[Start Given entries]
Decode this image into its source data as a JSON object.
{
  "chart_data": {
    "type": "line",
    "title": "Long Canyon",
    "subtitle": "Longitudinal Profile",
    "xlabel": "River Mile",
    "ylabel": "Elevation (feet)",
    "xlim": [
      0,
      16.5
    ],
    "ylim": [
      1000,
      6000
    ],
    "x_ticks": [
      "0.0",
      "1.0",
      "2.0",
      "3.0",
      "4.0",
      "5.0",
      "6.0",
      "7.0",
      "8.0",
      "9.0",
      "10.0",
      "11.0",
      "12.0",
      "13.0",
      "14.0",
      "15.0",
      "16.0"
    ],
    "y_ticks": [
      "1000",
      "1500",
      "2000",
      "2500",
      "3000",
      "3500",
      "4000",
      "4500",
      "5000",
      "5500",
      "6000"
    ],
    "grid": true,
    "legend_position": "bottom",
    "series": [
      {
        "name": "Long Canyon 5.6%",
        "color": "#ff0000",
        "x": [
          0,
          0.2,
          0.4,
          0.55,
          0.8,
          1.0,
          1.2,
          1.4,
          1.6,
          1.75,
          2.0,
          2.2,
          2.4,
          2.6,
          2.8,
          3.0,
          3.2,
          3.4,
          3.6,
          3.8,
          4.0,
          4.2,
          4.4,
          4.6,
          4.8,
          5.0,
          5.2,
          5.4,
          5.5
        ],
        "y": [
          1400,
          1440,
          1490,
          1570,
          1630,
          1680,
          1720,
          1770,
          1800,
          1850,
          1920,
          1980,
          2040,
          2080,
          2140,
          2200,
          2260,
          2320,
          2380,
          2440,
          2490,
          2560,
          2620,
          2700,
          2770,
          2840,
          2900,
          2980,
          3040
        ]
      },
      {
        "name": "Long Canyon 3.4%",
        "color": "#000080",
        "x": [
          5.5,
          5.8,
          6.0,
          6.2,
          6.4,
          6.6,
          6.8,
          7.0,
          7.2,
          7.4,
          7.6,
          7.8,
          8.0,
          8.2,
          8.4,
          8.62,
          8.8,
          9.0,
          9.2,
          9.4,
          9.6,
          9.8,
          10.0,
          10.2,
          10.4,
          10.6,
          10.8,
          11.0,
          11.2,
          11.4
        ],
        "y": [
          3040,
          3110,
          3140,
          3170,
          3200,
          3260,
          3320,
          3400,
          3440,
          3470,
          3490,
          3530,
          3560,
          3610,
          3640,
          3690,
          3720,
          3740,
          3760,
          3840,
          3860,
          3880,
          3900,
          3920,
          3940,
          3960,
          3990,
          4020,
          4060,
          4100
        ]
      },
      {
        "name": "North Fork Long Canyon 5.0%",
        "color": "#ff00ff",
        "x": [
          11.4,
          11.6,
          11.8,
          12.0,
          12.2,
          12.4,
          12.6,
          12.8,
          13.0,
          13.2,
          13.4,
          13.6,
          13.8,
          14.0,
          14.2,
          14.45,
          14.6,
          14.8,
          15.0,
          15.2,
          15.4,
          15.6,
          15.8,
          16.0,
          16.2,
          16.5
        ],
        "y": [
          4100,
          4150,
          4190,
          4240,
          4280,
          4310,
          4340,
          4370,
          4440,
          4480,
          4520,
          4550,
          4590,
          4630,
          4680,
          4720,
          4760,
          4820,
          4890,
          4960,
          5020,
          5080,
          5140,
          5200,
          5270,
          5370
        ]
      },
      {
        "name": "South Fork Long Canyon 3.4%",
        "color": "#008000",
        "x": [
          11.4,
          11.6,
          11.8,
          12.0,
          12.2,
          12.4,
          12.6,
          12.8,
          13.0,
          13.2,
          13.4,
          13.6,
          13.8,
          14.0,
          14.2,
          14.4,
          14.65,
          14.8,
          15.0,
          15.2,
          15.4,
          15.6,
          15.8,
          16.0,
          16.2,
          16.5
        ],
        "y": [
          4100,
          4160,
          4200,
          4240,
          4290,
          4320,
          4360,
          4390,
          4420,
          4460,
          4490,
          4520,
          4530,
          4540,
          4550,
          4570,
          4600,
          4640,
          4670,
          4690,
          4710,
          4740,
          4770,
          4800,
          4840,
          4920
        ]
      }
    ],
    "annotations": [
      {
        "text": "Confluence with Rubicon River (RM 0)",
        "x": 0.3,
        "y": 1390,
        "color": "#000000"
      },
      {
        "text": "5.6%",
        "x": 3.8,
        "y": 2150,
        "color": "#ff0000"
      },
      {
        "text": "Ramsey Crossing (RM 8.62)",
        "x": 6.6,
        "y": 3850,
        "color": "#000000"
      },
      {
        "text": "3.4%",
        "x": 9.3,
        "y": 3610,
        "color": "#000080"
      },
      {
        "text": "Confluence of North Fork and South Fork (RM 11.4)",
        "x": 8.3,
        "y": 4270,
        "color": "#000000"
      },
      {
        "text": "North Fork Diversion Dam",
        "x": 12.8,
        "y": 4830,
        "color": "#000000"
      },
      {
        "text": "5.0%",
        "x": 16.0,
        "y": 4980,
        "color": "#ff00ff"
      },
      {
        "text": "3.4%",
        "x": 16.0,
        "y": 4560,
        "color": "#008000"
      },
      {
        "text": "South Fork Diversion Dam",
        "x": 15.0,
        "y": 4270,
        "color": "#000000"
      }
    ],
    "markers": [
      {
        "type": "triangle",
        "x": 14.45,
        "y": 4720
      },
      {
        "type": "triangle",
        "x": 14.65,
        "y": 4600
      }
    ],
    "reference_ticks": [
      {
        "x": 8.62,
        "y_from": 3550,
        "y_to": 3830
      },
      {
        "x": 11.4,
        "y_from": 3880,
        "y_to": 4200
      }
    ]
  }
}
[End Given entries]
[Start Given entries]
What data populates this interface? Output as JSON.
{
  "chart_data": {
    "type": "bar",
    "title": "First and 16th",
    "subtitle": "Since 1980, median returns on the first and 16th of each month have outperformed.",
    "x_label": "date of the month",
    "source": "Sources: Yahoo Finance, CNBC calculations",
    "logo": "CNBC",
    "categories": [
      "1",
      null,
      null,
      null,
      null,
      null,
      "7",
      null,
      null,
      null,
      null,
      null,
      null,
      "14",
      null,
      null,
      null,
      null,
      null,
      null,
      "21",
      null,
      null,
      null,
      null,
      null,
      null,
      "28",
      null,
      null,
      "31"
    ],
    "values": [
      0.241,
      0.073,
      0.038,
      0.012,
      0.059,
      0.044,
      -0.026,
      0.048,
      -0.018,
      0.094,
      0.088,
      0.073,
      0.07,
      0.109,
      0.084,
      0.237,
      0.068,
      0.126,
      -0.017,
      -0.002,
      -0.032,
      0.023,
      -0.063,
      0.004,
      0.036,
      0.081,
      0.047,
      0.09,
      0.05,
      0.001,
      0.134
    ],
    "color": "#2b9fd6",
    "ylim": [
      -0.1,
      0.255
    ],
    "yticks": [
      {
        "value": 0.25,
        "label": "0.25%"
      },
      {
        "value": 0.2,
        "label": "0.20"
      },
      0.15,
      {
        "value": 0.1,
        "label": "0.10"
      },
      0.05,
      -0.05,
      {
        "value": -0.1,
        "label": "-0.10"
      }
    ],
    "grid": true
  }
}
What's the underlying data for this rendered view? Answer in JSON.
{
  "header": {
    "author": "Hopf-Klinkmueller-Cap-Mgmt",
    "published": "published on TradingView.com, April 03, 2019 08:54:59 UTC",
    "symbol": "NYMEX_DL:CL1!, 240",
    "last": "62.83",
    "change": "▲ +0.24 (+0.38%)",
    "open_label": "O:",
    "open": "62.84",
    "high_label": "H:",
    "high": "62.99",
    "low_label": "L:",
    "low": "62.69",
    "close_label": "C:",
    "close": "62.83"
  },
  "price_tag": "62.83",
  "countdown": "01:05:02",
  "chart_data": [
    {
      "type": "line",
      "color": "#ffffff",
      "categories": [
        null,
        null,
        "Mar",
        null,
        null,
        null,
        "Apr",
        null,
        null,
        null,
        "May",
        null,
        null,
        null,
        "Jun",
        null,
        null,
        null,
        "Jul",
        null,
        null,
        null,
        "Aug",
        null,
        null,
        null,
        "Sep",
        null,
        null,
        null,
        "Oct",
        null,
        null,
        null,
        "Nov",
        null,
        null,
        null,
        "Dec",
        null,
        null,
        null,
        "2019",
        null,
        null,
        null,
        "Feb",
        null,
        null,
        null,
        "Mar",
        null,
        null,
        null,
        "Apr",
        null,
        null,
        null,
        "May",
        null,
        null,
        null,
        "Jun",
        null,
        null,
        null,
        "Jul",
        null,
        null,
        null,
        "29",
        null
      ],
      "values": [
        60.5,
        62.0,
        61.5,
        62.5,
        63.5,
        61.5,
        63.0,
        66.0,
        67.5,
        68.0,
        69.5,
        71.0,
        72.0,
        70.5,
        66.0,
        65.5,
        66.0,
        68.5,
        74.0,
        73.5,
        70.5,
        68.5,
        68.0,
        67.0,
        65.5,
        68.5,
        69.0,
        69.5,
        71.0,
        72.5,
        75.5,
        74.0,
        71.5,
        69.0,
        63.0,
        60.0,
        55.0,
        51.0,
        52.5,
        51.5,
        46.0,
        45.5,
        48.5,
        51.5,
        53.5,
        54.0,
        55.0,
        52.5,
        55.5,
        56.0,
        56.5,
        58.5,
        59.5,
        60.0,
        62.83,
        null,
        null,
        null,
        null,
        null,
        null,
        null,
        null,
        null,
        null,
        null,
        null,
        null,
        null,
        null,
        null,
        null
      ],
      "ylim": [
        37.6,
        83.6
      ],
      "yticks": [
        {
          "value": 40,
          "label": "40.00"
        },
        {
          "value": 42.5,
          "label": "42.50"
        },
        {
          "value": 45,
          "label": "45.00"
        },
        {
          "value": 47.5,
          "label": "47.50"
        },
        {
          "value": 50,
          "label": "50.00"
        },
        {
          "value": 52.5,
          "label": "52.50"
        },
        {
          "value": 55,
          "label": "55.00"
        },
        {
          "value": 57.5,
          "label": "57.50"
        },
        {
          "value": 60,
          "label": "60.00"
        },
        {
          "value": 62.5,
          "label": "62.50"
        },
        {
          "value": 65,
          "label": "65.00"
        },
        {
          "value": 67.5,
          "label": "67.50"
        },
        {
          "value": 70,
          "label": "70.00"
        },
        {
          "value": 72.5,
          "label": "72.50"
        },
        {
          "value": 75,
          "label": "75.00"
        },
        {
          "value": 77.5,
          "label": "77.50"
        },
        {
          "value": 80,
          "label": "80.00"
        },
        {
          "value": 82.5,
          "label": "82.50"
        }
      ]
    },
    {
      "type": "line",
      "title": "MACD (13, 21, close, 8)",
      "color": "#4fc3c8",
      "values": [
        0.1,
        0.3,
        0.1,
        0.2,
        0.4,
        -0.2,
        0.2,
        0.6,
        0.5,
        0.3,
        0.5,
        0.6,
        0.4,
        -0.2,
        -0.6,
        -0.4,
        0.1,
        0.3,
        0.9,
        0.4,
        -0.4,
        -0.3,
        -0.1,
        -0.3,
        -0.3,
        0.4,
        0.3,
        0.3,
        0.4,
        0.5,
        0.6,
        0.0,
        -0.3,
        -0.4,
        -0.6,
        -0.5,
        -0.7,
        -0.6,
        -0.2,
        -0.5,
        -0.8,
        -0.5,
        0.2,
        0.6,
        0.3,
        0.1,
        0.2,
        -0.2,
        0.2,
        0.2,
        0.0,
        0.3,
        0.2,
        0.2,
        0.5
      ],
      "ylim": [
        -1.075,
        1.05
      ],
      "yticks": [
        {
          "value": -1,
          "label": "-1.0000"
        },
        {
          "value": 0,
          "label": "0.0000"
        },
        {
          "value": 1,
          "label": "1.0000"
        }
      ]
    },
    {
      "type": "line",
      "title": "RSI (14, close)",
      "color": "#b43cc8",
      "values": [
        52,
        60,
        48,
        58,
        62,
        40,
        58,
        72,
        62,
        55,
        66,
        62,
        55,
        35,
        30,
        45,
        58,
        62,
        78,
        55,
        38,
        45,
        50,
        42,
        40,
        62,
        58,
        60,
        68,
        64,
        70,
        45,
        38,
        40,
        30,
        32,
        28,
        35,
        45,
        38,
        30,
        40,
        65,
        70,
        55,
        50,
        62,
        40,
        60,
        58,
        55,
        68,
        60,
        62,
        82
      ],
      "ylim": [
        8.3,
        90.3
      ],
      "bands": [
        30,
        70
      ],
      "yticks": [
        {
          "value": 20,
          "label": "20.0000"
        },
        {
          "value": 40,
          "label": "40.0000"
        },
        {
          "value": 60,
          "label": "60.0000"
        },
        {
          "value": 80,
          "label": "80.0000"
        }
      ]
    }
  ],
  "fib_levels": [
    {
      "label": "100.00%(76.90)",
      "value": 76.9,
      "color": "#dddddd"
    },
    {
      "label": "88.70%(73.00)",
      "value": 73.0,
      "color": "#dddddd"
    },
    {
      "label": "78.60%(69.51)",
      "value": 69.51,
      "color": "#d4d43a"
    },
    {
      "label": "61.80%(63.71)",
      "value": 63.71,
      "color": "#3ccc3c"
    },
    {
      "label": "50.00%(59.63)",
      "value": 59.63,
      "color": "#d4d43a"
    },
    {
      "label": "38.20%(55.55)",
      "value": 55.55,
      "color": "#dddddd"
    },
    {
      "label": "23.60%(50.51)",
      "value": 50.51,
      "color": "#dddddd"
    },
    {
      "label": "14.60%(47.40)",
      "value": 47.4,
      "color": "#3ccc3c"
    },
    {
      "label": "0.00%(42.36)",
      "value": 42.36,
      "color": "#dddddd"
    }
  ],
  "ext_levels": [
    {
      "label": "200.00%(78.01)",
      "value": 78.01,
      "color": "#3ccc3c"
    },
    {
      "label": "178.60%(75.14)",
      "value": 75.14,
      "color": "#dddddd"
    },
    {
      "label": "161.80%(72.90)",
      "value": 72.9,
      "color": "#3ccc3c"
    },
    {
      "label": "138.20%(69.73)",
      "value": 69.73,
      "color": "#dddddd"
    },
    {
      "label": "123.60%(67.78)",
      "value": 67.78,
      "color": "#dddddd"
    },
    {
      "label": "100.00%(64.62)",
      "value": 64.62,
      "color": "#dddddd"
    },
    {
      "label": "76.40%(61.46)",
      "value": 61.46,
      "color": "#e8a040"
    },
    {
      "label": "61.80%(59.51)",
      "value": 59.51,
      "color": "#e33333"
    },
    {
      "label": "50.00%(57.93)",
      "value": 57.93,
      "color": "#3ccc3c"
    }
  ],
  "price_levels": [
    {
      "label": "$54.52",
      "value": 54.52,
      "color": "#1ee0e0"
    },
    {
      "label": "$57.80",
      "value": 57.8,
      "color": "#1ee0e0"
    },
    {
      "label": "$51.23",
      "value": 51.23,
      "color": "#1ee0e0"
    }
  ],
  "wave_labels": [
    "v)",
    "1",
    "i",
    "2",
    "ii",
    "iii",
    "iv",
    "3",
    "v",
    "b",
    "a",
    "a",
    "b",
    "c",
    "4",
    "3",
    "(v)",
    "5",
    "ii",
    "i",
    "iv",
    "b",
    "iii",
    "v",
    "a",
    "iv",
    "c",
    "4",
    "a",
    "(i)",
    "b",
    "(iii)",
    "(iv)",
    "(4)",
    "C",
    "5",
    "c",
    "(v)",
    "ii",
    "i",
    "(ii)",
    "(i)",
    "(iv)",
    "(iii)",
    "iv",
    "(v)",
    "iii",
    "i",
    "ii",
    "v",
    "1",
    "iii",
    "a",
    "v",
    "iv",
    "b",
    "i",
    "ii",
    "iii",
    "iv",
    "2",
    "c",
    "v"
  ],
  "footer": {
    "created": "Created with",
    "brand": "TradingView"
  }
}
[End Given entries]
[Start Given entries]
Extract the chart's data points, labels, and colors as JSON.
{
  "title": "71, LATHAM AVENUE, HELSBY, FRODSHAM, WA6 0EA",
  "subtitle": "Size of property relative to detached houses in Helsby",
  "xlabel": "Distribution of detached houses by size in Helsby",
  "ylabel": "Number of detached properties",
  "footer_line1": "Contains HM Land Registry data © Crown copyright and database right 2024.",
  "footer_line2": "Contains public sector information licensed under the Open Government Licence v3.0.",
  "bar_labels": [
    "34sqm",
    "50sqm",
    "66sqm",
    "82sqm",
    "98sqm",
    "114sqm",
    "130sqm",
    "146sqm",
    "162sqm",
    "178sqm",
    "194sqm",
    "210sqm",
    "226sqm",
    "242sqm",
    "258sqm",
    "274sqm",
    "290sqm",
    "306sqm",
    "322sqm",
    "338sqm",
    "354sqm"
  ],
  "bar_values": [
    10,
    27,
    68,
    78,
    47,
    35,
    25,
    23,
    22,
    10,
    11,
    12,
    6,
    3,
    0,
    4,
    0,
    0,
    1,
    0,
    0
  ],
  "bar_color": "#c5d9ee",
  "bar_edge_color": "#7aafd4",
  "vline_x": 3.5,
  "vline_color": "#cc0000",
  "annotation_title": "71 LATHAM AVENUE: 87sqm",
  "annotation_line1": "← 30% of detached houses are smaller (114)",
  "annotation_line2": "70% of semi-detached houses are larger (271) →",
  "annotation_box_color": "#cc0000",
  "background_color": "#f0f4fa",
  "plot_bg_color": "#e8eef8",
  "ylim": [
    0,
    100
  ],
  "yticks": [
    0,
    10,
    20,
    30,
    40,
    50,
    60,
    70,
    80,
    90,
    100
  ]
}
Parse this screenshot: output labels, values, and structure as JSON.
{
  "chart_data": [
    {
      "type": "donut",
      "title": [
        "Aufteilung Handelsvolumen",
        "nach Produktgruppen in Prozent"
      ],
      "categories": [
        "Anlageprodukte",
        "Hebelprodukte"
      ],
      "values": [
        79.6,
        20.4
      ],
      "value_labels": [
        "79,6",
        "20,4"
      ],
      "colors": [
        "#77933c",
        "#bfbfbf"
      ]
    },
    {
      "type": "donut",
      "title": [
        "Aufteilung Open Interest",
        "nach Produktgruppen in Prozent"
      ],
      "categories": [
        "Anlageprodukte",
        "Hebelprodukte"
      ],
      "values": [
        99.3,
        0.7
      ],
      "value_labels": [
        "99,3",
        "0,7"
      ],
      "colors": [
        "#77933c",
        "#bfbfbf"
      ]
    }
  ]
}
[End Given entries]
(Instructions to follow): Check each line of the entries above, and show every one holding the word "name".

(Output for this exercise):
        "name": "Long Canyon 5.6%",
        "name": "Long Canyon 3.4%",
        "name": "North Fork Long Canyon 5.0%",
        "name": "South Fork Long Canyon 3.4%",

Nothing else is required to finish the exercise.